> **What the task requires**: Word for word, reproduce all entries below, leaving every picture out.

###

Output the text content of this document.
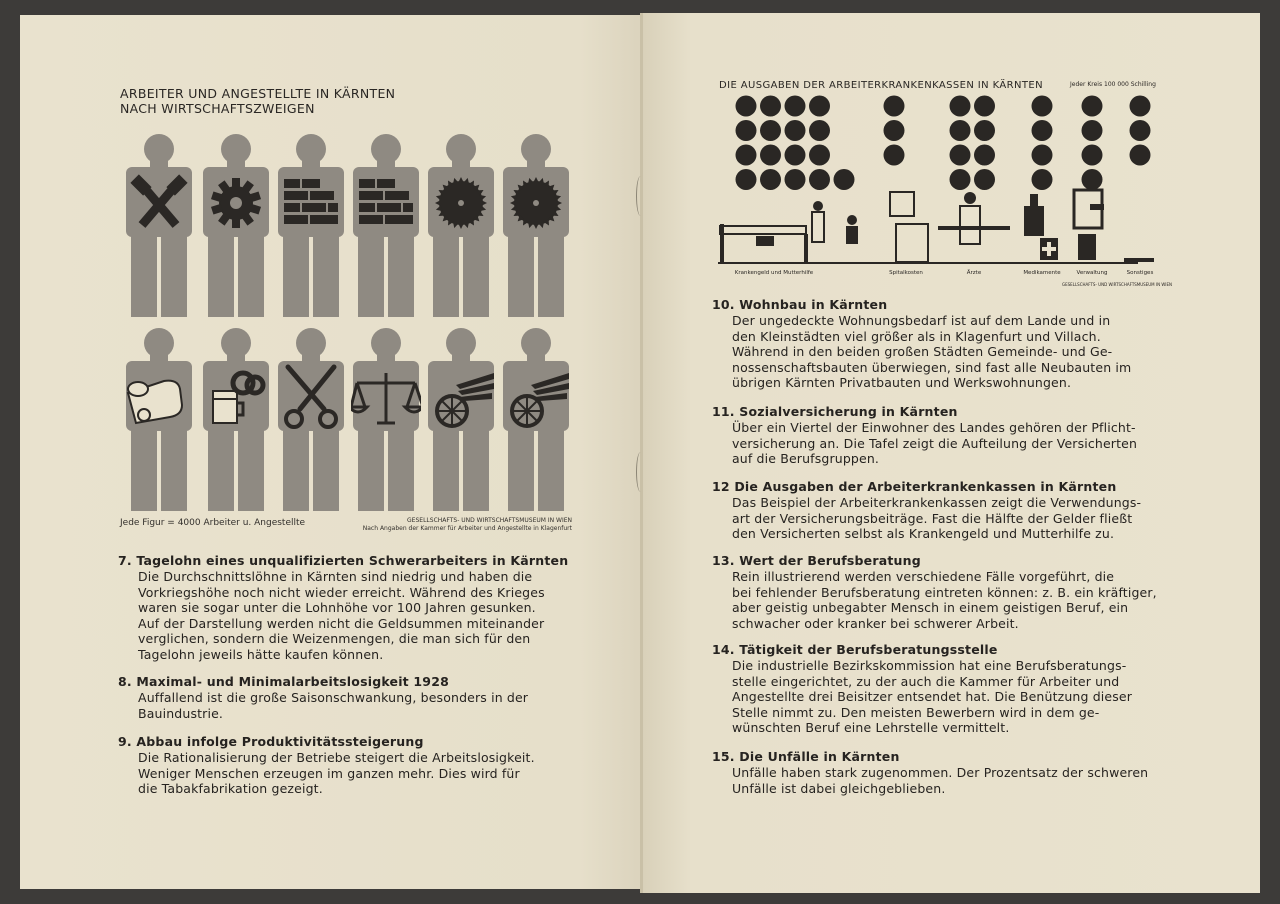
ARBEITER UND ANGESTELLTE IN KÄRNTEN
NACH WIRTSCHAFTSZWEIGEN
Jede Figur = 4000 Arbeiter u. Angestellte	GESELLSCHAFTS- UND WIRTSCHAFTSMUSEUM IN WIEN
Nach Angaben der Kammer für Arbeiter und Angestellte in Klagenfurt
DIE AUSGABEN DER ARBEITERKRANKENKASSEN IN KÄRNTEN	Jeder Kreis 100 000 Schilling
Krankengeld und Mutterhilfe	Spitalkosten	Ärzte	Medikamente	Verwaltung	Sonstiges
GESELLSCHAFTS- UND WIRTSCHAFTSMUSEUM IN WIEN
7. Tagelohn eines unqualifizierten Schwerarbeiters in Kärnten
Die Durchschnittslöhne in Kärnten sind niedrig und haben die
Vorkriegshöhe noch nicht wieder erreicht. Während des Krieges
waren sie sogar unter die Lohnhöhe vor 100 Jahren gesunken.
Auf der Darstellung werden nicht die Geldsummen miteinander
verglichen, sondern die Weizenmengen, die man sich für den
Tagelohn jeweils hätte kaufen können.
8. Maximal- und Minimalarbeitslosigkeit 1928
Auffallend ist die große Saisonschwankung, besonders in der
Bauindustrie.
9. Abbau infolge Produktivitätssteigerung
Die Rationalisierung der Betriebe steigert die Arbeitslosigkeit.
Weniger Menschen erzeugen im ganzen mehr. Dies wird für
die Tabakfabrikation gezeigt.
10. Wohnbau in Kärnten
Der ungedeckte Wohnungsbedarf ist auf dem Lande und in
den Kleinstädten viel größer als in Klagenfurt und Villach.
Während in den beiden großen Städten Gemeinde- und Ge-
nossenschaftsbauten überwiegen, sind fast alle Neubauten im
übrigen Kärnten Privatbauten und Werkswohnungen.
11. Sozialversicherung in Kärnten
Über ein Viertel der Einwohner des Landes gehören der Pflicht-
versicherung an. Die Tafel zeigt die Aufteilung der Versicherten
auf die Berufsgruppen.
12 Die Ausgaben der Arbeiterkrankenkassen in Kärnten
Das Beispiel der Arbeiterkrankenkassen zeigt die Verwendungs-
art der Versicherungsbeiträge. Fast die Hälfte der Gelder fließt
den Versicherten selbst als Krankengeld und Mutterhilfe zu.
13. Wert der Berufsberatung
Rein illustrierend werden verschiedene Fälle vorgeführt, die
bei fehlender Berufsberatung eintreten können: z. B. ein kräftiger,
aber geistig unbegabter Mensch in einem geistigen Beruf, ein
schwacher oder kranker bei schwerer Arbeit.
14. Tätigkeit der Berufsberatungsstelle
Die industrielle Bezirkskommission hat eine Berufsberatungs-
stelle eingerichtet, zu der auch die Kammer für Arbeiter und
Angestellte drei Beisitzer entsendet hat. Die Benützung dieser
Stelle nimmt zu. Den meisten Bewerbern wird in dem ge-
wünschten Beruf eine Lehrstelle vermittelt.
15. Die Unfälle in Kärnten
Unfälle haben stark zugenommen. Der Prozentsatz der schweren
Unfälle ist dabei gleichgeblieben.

###

> **Response box**:
Output the text content of this document.
ARBEITER UND ANGESTELLTE IN KÄRNTEN
NACH WIRTSCHAFTSZWEIGEN
Jede Figur = 4000 Arbeiter u. Angestellte	GESELLSCHAFTS- UND WIRTSCHAFTSMUSEUM IN WIEN
Nach Angaben der Kammer für Arbeiter und Angestellte in Klagenfurt
DIE AUSGABEN DER ARBEITERKRANKENKASSEN IN KÄRNTEN	Jeder Kreis 100 000 Schilling
Krankengeld und Mutterhilfe	Spitalkosten	Ärzte	Medikamente	Verwaltung	Sonstiges
GESELLSCHAFTS- UND WIRTSCHAFTSMUSEUM IN WIEN
7. Tagelohn eines unqualifizierten Schwerarbeiters in Kärnten
Die Durchschnittslöhne in Kärnten sind niedrig und haben die
Vorkriegshöhe noch nicht wieder erreicht. Während des Krieges
waren sie sogar unter die Lohnhöhe vor 100 Jahren gesunken.
Auf der Darstellung werden nicht die Geldsummen miteinander
verglichen, sondern die Weizenmengen, die man sich für den
Tagelohn jeweils hätte kaufen können.
8. Maximal- und Minimalarbeitslosigkeit 1928
Auffallend ist die große Saisonschwankung, besonders in der
Bauindustrie.
9. Abbau infolge Produktivitätssteigerung
Die Rationalisierung der Betriebe steigert die Arbeitslosigkeit.
Weniger Menschen erzeugen im ganzen mehr. Dies wird für
die Tabakfabrikation gezeigt.
10. Wohnbau in Kärnten
Der ungedeckte Wohnungsbedarf ist auf dem Lande und in
den Kleinstädten viel größer als in Klagenfurt und Villach.
Während in den beiden großen Städten Gemeinde- und Ge-
nossenschaftsbauten überwiegen, sind fast alle Neubauten im
übrigen Kärnten Privatbauten und Werkswohnungen.
11. Sozialversicherung in Kärnten
Über ein Viertel der Einwohner des Landes gehören der Pflicht-
versicherung an. Die Tafel zeigt die Aufteilung der Versicherten
auf die Berufsgruppen.
12 Die Ausgaben der Arbeiterkrankenkassen in Kärnten
Das Beispiel der Arbeiterkrankenkassen zeigt die Verwendungs-
art der Versicherungsbeiträge. Fast die Hälfte der Gelder fließt
den Versicherten selbst als Krankengeld und Mutterhilfe zu.
13. Wert der Berufsberatung
Rein illustrierend werden verschiedene Fälle vorgeführt, die
bei fehlender Berufsberatung eintreten können: z. B. ein kräftiger,
aber geistig unbegabter Mensch in einem geistigen Beruf, ein
schwacher oder kranker bei schwerer Arbeit.
14. Tätigkeit der Berufsberatungsstelle
Die industrielle Bezirkskommission hat eine Berufsberatungs-
stelle eingerichtet, zu der auch die Kammer für Arbeiter und
Angestellte drei Beisitzer entsendet hat. Die Benützung dieser
Stelle nimmt zu. Den meisten Bewerbern wird in dem ge-
wünschten Beruf eine Lehrstelle vermittelt.
15. Die Unfälle in Kärnten
Unfälle haben stark zugenommen. Der Prozentsatz der schweren
Unfälle ist dabei gleichgeblieben.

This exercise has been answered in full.